> Data rows:
** START **

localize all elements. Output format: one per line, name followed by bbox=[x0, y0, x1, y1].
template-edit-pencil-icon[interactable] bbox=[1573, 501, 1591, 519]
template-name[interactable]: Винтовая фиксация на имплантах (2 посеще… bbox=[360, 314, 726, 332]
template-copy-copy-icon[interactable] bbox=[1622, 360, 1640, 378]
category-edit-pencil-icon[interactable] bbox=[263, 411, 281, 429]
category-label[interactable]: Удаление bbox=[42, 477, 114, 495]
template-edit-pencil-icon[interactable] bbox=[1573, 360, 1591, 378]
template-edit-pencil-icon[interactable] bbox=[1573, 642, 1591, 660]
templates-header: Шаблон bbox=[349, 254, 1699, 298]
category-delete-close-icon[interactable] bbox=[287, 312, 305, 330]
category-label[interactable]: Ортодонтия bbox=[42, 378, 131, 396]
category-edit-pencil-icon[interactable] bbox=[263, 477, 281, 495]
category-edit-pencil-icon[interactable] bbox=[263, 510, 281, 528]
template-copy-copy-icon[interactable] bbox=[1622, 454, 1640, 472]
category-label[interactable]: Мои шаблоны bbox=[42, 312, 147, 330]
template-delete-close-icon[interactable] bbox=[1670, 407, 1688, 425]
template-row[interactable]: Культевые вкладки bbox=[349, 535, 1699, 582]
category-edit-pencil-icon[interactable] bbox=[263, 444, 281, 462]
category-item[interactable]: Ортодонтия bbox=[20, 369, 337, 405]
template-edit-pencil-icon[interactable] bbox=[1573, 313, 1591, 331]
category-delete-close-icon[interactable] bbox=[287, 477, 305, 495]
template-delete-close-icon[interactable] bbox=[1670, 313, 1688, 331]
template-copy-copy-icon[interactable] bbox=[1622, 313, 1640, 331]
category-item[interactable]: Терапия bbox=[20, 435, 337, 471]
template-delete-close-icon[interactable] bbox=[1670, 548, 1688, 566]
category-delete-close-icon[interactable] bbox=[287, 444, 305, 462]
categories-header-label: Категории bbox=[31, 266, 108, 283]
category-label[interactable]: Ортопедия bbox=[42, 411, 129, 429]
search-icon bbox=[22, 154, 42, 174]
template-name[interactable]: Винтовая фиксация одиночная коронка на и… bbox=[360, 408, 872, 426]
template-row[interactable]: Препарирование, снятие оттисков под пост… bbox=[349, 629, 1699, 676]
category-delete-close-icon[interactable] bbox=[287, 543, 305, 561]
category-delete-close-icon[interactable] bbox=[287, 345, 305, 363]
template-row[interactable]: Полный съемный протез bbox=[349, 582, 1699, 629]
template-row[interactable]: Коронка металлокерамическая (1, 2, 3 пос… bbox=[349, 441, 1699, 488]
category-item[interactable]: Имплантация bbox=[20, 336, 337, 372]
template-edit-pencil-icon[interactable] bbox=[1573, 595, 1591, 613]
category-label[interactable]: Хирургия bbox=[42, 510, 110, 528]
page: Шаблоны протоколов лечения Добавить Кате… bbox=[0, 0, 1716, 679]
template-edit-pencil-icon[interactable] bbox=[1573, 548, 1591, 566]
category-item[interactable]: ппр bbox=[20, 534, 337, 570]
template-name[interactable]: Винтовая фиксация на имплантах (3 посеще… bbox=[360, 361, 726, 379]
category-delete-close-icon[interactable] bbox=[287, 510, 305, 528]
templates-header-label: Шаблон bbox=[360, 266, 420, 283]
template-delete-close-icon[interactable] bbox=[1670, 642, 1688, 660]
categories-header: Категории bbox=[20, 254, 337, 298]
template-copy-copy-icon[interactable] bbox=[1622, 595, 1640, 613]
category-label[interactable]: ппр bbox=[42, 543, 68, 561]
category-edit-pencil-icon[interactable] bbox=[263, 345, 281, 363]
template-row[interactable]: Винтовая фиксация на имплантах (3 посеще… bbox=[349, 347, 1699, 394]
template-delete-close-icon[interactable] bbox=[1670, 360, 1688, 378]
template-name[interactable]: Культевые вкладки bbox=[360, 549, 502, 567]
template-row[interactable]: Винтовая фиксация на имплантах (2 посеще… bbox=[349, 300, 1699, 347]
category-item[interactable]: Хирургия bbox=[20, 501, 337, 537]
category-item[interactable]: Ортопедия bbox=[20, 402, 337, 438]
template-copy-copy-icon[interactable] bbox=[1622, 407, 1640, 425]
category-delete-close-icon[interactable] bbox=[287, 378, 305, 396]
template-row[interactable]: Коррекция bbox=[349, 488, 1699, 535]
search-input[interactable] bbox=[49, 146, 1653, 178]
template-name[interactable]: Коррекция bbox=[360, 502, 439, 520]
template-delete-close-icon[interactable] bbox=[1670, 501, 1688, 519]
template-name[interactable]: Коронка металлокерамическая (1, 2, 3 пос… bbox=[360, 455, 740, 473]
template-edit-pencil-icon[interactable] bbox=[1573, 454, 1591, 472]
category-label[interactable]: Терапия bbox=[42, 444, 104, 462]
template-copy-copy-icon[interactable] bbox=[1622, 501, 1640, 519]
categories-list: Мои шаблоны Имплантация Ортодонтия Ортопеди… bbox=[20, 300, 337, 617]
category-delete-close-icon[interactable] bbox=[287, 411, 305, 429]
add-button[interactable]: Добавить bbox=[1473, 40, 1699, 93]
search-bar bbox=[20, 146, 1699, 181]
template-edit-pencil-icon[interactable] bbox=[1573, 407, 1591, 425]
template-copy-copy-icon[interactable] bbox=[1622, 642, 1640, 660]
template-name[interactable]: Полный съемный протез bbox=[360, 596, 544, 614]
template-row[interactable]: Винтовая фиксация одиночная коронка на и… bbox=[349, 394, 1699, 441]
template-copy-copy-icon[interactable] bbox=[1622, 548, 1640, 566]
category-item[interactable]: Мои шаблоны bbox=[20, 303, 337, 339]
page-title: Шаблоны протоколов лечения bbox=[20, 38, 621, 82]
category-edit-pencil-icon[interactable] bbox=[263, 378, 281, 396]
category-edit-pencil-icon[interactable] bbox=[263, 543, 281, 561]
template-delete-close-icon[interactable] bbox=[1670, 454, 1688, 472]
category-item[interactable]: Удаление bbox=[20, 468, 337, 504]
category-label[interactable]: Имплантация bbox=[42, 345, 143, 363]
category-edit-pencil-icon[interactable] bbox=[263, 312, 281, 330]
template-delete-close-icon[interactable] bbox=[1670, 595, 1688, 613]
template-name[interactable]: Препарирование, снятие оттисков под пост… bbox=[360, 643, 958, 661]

** END **

> Directions: Rewrite all the lines in the rows above as a JSON list of strings, one string per line, leaving out any blank lines.

> Solution for this task:
[
  "localize all elements. Output format: one per line, name followed by bbox=[x0, y0, x1, y1].",
  "template-edit-pencil-icon[interactable] bbox=[1573, 501, 1591, 519]",
  "template-name[interactable]: Винтовая фиксация на имплантах (2 посеще… bbox=[360, 314, 726, 332]",
  "template-copy-copy-icon[interactable] bbox=[1622, 360, 1640, 378]",
  "category-edit-pencil-icon[interactable] bbox=[263, 411, 281, 429]",
  "category-label[interactable]: Удаление bbox=[42, 477, 114, 495]",
  "template-edit-pencil-icon[interactable] bbox=[1573, 360, 1591, 378]",
  "template-edit-pencil-icon[interactable] bbox=[1573, 642, 1591, 660]",
  "templates-header: Шаблон bbox=[349, 254, 1699, 298]",
  "category-delete-close-icon[interactable] bbox=[287, 312, 305, 330]",
  "category-label[interactable]: Ортодонтия bbox=[42, 378, 131, 396]",
  "category-edit-pencil-icon[interactable] bbox=[263, 477, 281, 495]",
  "category-edit-pencil-icon[interactable] bbox=[263, 510, 281, 528]",
  "template-copy-copy-icon[interactable] bbox=[1622, 454, 1640, 472]",
  "category-label[interactable]: Мои шаблоны bbox=[42, 312, 147, 330]",
  "template-delete-close-icon[interactable] bbox=[1670, 407, 1688, 425]",
  "template-row[interactable]: Культевые вкладки bbox=[349, 535, 1699, 582]",
  "category-edit-pencil-icon[interactable] bbox=[263, 444, 281, 462]",
  "category-item[interactable]: Ортодонтия bbox=[20, 369, 337, 405]",
  "template-edit-pencil-icon[interactable] bbox=[1573, 313, 1591, 331]",
  "category-delete-close-icon[interactable] bbox=[287, 477, 305, 495]",
  "template-delete-close-icon[interactable] bbox=[1670, 313, 1688, 331]",
  "template-copy-copy-icon[interactable] bbox=[1622, 313, 1640, 331]",
  "category-item[interactable]: Терапия bbox=[20, 435, 337, 471]",
  "template-delete-close-icon[interactable] bbox=[1670, 548, 1688, 566]",
  "category-delete-close-icon[interactable] bbox=[287, 444, 305, 462]",
  "categories-header-label: Категории bbox=[31, 266, 108, 283]",
  "category-label[interactable]: Ортопедия bbox=[42, 411, 129, 429]",
  "search-icon bbox=[22, 154, 42, 174]",
  "template-name[interactable]: Винтовая фиксация одиночная коронка на и… bbox=[360, 408, 872, 426]",
  "template-row[interactable]: Препарирование, снятие оттисков под пост… bbox=[349, 629, 1699, 676]",
  "category-delete-close-icon[interactable] bbox=[287, 543, 305, 561]",
  "category-delete-close-icon[interactable] bbox=[287, 345, 305, 363]",
  "template-row[interactable]: Полный съемный протез bbox=[349, 582, 1699, 629]",
  "template-row[interactable]: Коронка металлокерамическая (1, 2, 3 пос… bbox=[349, 441, 1699, 488]",
  "category-item[interactable]: Имплантация bbox=[20, 336, 337, 372]",
  "template-edit-pencil-icon[interactable] bbox=[1573, 595, 1591, 613]",
  "category-label[interactable]: Хирургия bbox=[42, 510, 110, 528]",
  "page: Шаблоны протоколов лечения Добавить Кате… bbox=[0, 0, 1716, 679]",
  "template-edit-pencil-icon[interactable] bbox=[1573, 548, 1591, 566]",
  "category-item[interactable]: ппр bbox=[20, 534, 337, 570]",
  "template-name[interactable]: Винтовая фиксация на имплантах (3 посеще… bbox=[360, 361, 726, 379]",
  "category-delete-close-icon[interactable] bbox=[287, 510, 305, 528]",
  "templates-header-label: Шаблон bbox=[360, 266, 420, 283]",
  "template-delete-close-icon[interactable] bbox=[1670, 642, 1688, 660]",
  "categories-header: Категории bbox=[20, 254, 337, 298]",
  "template-copy-copy-icon[interactable] bbox=[1622, 595, 1640, 613]",
  "category-label[interactable]: ппр bbox=[42, 543, 68, 561]",
  "category-edit-pencil-icon[interactable] bbox=[263, 345, 281, 363]",
  "template-row[interactable]: Винтовая фиксация на имплантах (3 посеще… bbox=[349, 347, 1699, 394]",
  "template-delete-close-icon[interactable] bbox=[1670, 360, 1688, 378]",
  "template-name[interactable]: Культевые вкладки bbox=[360, 549, 502, 567]",
  "template-row[interactable]: Винтовая фиксация на имплантах (2 посеще… bbox=[349, 300, 1699, 347]",
  "category-item[interactable]: Хирургия bbox=[20, 501, 337, 537]",
  "category-item[interactable]: Ортопедия bbox=[20, 402, 337, 438]",
  "template-copy-copy-icon[interactable] bbox=[1622, 407, 1640, 425]",
  "category-delete-close-icon[interactable] bbox=[287, 378, 305, 396]",
  "template-row[interactable]: Коррекция bbox=[349, 488, 1699, 535]",
  "search-input[interactable] bbox=[49, 146, 1653, 178]",
  "template-name[interactable]: Коррекция bbox=[360, 502, 439, 520]",
  "template-delete-close-icon[interactable] bbox=[1670, 501, 1688, 519]",
  "template-name[interactable]: Коронка металлокерамическая (1, 2, 3 пос… bbox=[360, 455, 740, 473]",
  "template-edit-pencil-icon[interactable] bbox=[1573, 454, 1591, 472]",
  "category-label[interactable]: Терапия bbox=[42, 444, 104, 462]",
  "template-copy-copy-icon[interactable] bbox=[1622, 501, 1640, 519]",
  "categories-list: Мои шаблоны Имплантация Ортодонтия Ортопеди… bbox=[20, 300, 337, 617]",
  "category-delete-close-icon[interactable] bbox=[287, 411, 305, 429]",
  "add-button[interactable]: Добавить bbox=[1473, 40, 1699, 93]",
  "search-bar bbox=[20, 146, 1699, 181]",
  "template-edit-pencil-icon[interactable] bbox=[1573, 407, 1591, 425]",
  "template-copy-copy-icon[interactable] bbox=[1622, 642, 1640, 660]",
  "template-name[interactable]: Полный съемный протез bbox=[360, 596, 544, 614]",
  "template-row[interactable]: Винтовая фиксация одиночная коронка на и… bbox=[349, 394, 1699, 441]",
  "template-copy-copy-icon[interactable] bbox=[1622, 548, 1640, 566]",
  "category-item[interactable]: Мои шаблоны bbox=[20, 303, 337, 339]",
  "page-title: Шаблоны протоколов лечения bbox=[20, 38, 621, 82]",
  "category-edit-pencil-icon[interactable] bbox=[263, 378, 281, 396]",
  "category-edit-pencil-icon[interactable] bbox=[263, 543, 281, 561]",
  "template-delete-close-icon[interactable] bbox=[1670, 454, 1688, 472]",
  "category-item[interactable]: Удаление bbox=[20, 468, 337, 504]",
  "category-label[interactable]: Имплантация bbox=[42, 345, 143, 363]",
  "category-edit-pencil-icon[interactable] bbox=[263, 312, 281, 330]",
  "template-delete-close-icon[interactable] bbox=[1670, 595, 1688, 613]",
  "template-name[interactable]: Препарирование, снятие оттисков под пост… bbox=[360, 643, 958, 661]"
]